== Problem ==
Go through the material below and copy each line where the word "xlabel" appears.

Records that describe figures:
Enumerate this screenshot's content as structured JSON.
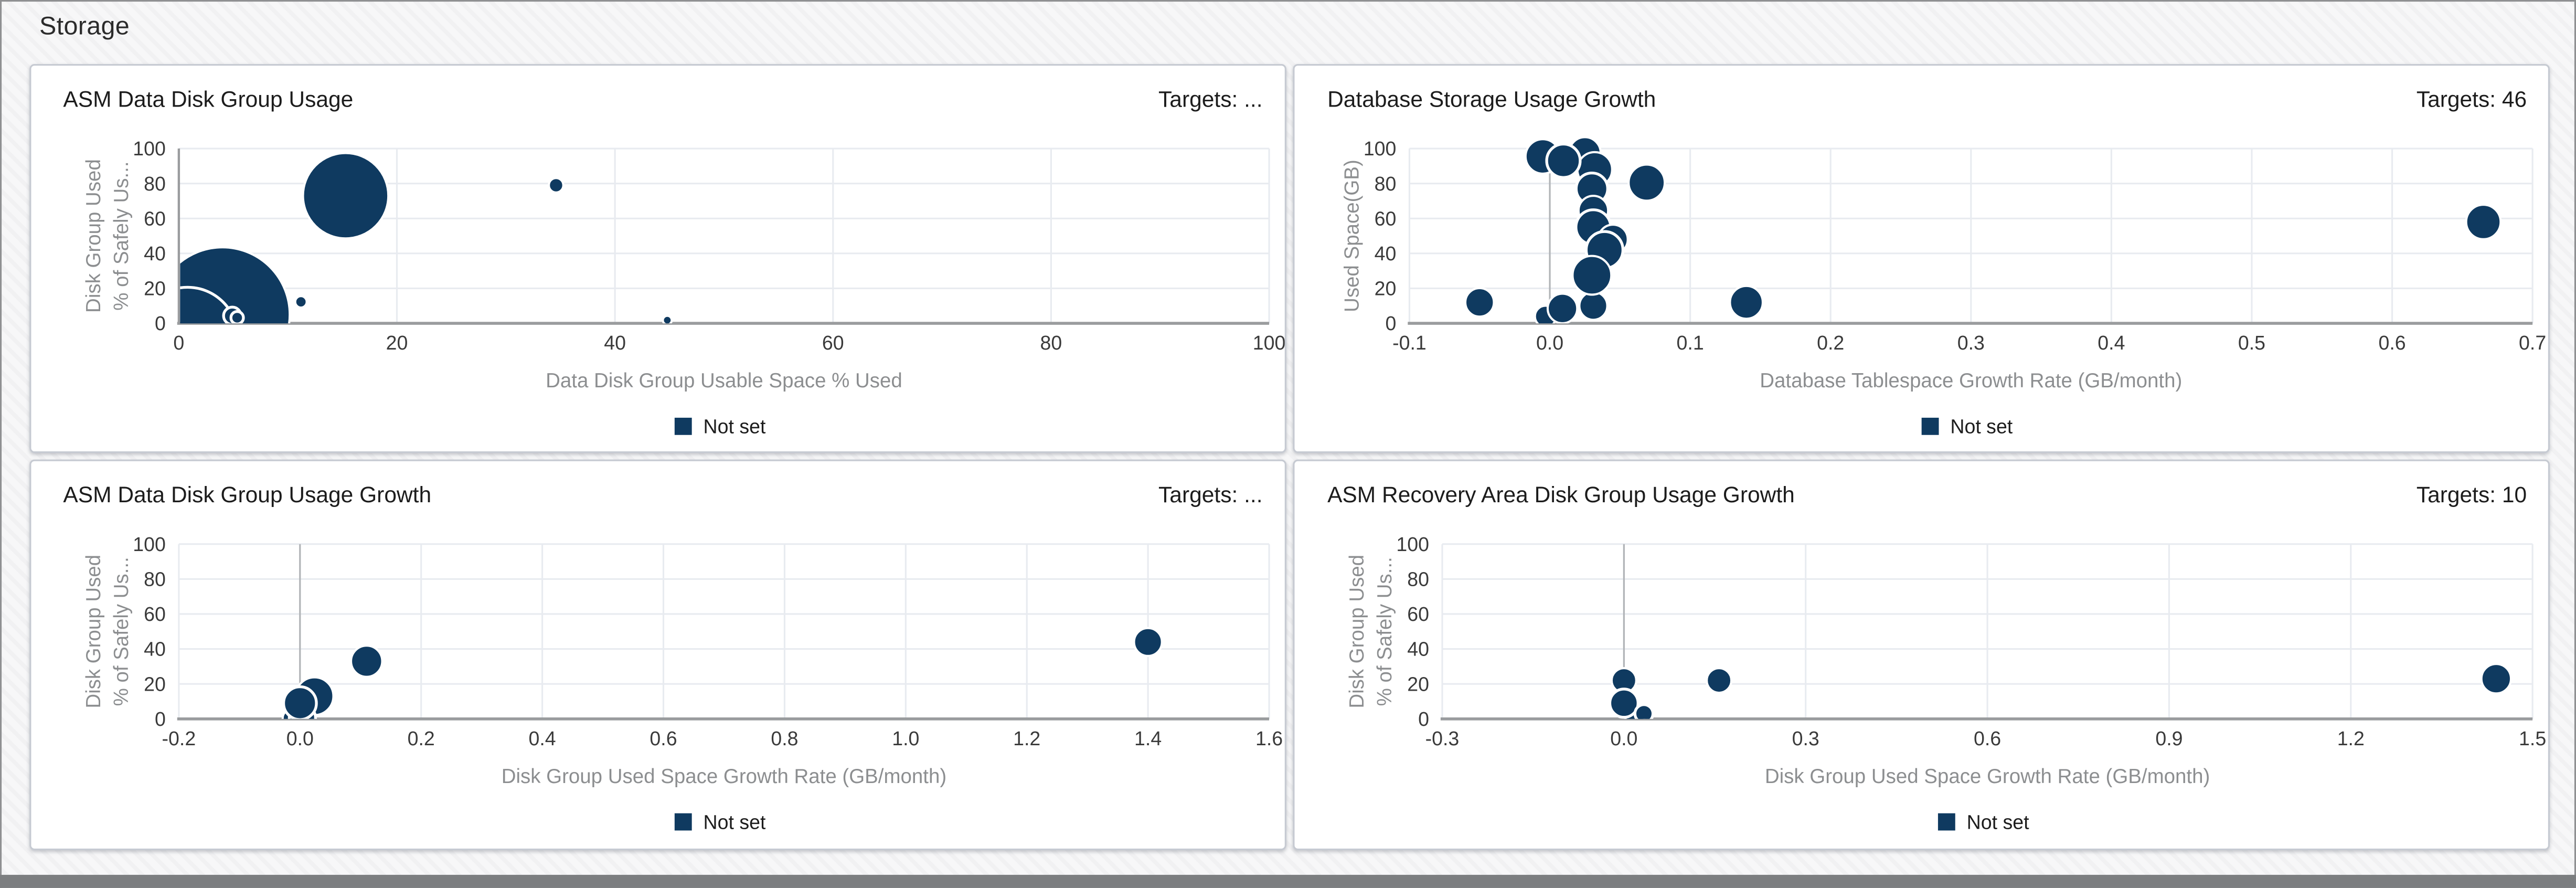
{
  "page": {
    "title": "Storage"
  },
  "colors": {
    "bubble": "#0f3a60",
    "bubble_stroke": "#ffffff",
    "grid_line": "#e8ebf0",
    "axis_line": "#9a9c9e",
    "zero_line": "#b0b3b6",
    "tick_text": "#3a3a3a",
    "axis_title_text": "#8c8e90",
    "legend_text": "#1c1c1c",
    "card_border": "#c6cad2",
    "frame_border": "#8f9092",
    "bottom_bar": "#7c7e80"
  },
  "chart_data": [
    {
      "type": "scatter",
      "subtype": "bubble",
      "title": "ASM Data Disk Group Usage",
      "targets_label": "Targets: ...",
      "xlabel": "Data Disk Group Usable Space % Used",
      "ylabel_lines": [
        "Disk Group Used",
        "% of Safely Us..."
      ],
      "legend_label": "Not set",
      "legend_position": "bottom",
      "xlim": [
        0,
        100
      ],
      "ylim": [
        0,
        100
      ],
      "x_tick_values": [
        0,
        20,
        40,
        60,
        80,
        100
      ],
      "x_tick_labels": [
        "0",
        "20",
        "40",
        "60",
        "80",
        "100"
      ],
      "y_tick_values": [
        0,
        20,
        40,
        60,
        80,
        100
      ],
      "y_tick_labels": [
        "0",
        "20",
        "40",
        "60",
        "80",
        "100"
      ],
      "grid": true,
      "bubbles": [
        {
          "x": 4.0,
          "y": 5.0,
          "r": 41.0,
          "ring": false
        },
        {
          "x": 0.8,
          "y": -8.0,
          "r": 30.5,
          "ring": true
        },
        {
          "x": 4.9,
          "y": 4.3,
          "r": 5.3,
          "ring": true
        },
        {
          "x": 5.35,
          "y": 3.2,
          "r": 3.8,
          "ring": true
        },
        {
          "x": 15.3,
          "y": 73.0,
          "r": 26.0,
          "ring": false
        },
        {
          "x": 34.6,
          "y": 79.0,
          "r": 4.4,
          "ring": false
        },
        {
          "x": 11.2,
          "y": 12.3,
          "r": 3.5,
          "ring": false
        },
        {
          "x": 44.8,
          "y": 1.8,
          "r": 2.7,
          "ring": false
        }
      ]
    },
    {
      "type": "scatter",
      "subtype": "bubble",
      "title": "Database Storage Usage Growth",
      "targets_label": "Targets: 46",
      "xlabel": "Database Tablespace Growth Rate (GB/month)",
      "ylabel_lines": [
        "Used Space(GB)"
      ],
      "legend_label": "Not set",
      "legend_position": "bottom",
      "xlim": [
        -0.1,
        0.7
      ],
      "ylim": [
        0,
        100
      ],
      "x_tick_values": [
        -0.1,
        0.0,
        0.1,
        0.2,
        0.3,
        0.4,
        0.5,
        0.6,
        0.7
      ],
      "x_tick_labels": [
        "-0.1",
        "0.0",
        "0.1",
        "0.2",
        "0.3",
        "0.4",
        "0.5",
        "0.6",
        "0.7"
      ],
      "y_tick_values": [
        0,
        20,
        40,
        60,
        80,
        100
      ],
      "y_tick_labels": [
        "0",
        "20",
        "40",
        "60",
        "80",
        "100"
      ],
      "grid": true,
      "bubbles": [
        {
          "x": -0.05,
          "y": 12.0,
          "r": 8.7,
          "ring": false
        },
        {
          "x": -0.003,
          "y": 4.0,
          "r": 6.5,
          "ring": false
        },
        {
          "x": 0.009,
          "y": 8.5,
          "r": 9.0,
          "ring": false
        },
        {
          "x": 0.031,
          "y": 10.0,
          "r": 8.5,
          "ring": false
        },
        {
          "x": -0.005,
          "y": 95.5,
          "r": 10.5,
          "ring": false
        },
        {
          "x": 0.025,
          "y": 97.5,
          "r": 9.6,
          "ring": false
        },
        {
          "x": 0.032,
          "y": 88.0,
          "r": 10.6,
          "ring": false
        },
        {
          "x": 0.0097,
          "y": 93.0,
          "r": 10.2,
          "ring": true
        },
        {
          "x": 0.03,
          "y": 77.0,
          "r": 9.6,
          "ring": true
        },
        {
          "x": 0.031,
          "y": 64.5,
          "r": 9.0,
          "ring": false
        },
        {
          "x": 0.031,
          "y": 55.0,
          "r": 10.6,
          "ring": true
        },
        {
          "x": 0.045,
          "y": 48.0,
          "r": 9.0,
          "ring": false
        },
        {
          "x": 0.039,
          "y": 42.0,
          "r": 11.2,
          "ring": true
        },
        {
          "x": 0.03,
          "y": 27.5,
          "r": 11.8,
          "ring": false
        },
        {
          "x": 0.069,
          "y": 80.5,
          "r": 11.0,
          "ring": false
        },
        {
          "x": 0.14,
          "y": 12.0,
          "r": 10.0,
          "ring": false
        },
        {
          "x": 0.665,
          "y": 58.0,
          "r": 10.5,
          "ring": false
        }
      ]
    },
    {
      "type": "scatter",
      "subtype": "bubble",
      "title": "ASM Data Disk Group Usage Growth",
      "targets_label": "Targets: ...",
      "xlabel": "Disk Group Used Space Growth Rate (GB/month)",
      "ylabel_lines": [
        "Disk Group Used",
        "% of Safely Us..."
      ],
      "legend_label": "Not set",
      "legend_position": "bottom",
      "xlim": [
        -0.2,
        1.6
      ],
      "ylim": [
        0,
        100
      ],
      "x_tick_values": [
        -0.2,
        0.0,
        0.2,
        0.4,
        0.6,
        0.8,
        1.0,
        1.2,
        1.4,
        1.6
      ],
      "x_tick_labels": [
        "-0.2",
        "0.0",
        "0.2",
        "0.4",
        "0.6",
        "0.8",
        "1.0",
        "1.2",
        "1.4",
        "1.6"
      ],
      "y_tick_values": [
        0,
        20,
        40,
        60,
        80,
        100
      ],
      "y_tick_labels": [
        "0",
        "20",
        "40",
        "60",
        "80",
        "100"
      ],
      "grid": true,
      "bubbles": [
        {
          "x": -0.015,
          "y": 0.5,
          "r": 5.0,
          "ring": false
        },
        {
          "x": 0.024,
          "y": 13.0,
          "r": 11.5,
          "ring": false
        },
        {
          "x": 0.004,
          "y": 0.5,
          "r": 8.0,
          "ring": true
        },
        {
          "x": 0.0,
          "y": 9.0,
          "r": 10.0,
          "ring": true
        },
        {
          "x": 0.11,
          "y": 33.0,
          "r": 9.5,
          "ring": false
        },
        {
          "x": 1.4,
          "y": 44.0,
          "r": 8.5,
          "ring": false
        }
      ]
    },
    {
      "type": "scatter",
      "subtype": "bubble",
      "title": "ASM Recovery Area Disk Group Usage Growth",
      "targets_label": "Targets: 10",
      "xlabel": "Disk Group Used Space Growth Rate (GB/month)",
      "ylabel_lines": [
        "Disk Group Used",
        "% of Safely Us..."
      ],
      "legend_label": "Not set",
      "legend_position": "bottom",
      "xlim": [
        -0.3,
        1.5
      ],
      "ylim": [
        0,
        100
      ],
      "x_tick_values": [
        -0.3,
        0.0,
        0.3,
        0.6,
        0.9,
        1.2,
        1.5
      ],
      "x_tick_labels": [
        "-0.3",
        "0.0",
        "0.3",
        "0.6",
        "0.9",
        "1.2",
        "1.5"
      ],
      "y_tick_values": [
        0,
        20,
        40,
        60,
        80,
        100
      ],
      "y_tick_labels": [
        "0",
        "20",
        "40",
        "60",
        "80",
        "100"
      ],
      "grid": true,
      "bubbles": [
        {
          "x": 0.0,
          "y": 22.0,
          "r": 7.5,
          "ring": false
        },
        {
          "x": 0.018,
          "y": 3.0,
          "r": 6.5,
          "ring": false
        },
        {
          "x": 0.0,
          "y": 9.0,
          "r": 8.6,
          "ring": true
        },
        {
          "x": 0.033,
          "y": 3.0,
          "r": 5.5,
          "ring": true
        },
        {
          "x": 0.157,
          "y": 22.0,
          "r": 7.5,
          "ring": false
        },
        {
          "x": 1.44,
          "y": 23.0,
          "r": 9.0,
          "ring": false
        }
      ]
    }
  ]
}
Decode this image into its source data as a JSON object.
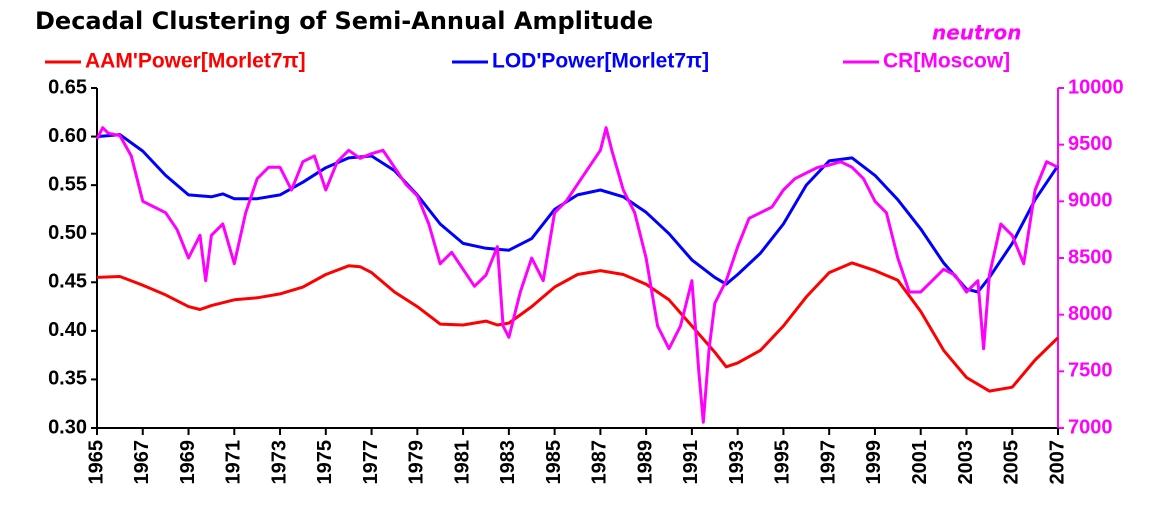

== Output of the task ==
      "xlabel": "Data Disk Group Usable Space % Used",
      "xlabel": "Database Tablespace Growth Rate (GB/month)",
      "xlabel": "Disk Group Used Space Growth Rate (GB/month)",
      "xlabel": "Disk Group Used Space Growth Rate (GB/month)",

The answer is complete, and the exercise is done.